Objective
Search the data below for the string "text". Extract every line that contains it.
# Exercise materials start
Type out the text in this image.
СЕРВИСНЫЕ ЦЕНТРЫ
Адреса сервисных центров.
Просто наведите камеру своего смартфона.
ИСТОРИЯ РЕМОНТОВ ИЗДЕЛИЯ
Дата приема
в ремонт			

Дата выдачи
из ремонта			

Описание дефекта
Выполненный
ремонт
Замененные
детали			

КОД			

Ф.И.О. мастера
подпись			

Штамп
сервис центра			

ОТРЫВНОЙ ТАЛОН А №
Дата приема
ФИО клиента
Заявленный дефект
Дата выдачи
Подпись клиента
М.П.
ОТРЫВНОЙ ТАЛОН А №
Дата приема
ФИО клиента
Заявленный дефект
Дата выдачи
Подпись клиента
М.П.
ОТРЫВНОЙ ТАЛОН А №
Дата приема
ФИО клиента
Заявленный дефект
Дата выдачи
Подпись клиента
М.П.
# Exercise materials end
# Exercise materials start
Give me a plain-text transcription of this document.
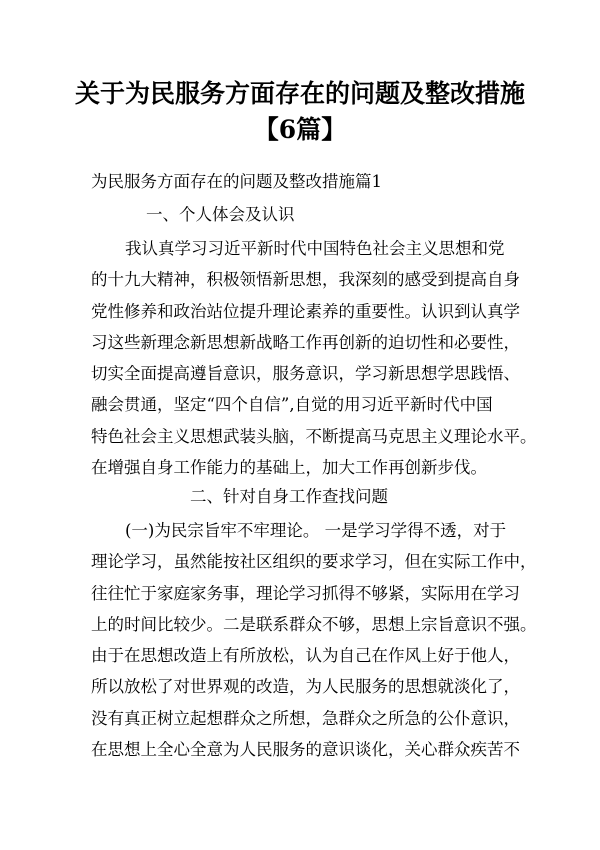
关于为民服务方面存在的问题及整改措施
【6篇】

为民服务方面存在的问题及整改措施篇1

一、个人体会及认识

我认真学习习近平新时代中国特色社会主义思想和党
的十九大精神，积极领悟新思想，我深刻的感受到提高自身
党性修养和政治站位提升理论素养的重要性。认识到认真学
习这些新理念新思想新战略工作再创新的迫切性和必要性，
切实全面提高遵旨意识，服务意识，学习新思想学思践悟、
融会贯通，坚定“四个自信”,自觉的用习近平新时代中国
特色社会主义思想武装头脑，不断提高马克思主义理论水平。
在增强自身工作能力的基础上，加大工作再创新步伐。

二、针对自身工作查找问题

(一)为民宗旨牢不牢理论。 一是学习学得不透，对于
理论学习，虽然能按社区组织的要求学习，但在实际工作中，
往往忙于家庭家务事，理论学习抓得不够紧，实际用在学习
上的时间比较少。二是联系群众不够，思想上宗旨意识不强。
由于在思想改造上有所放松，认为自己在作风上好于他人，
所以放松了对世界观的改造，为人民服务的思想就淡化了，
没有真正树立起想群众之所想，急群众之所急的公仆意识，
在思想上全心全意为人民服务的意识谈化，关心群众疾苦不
# Exercise materials end
Written answer
Type out the text in this image.
Give me a plain-text transcription of this document.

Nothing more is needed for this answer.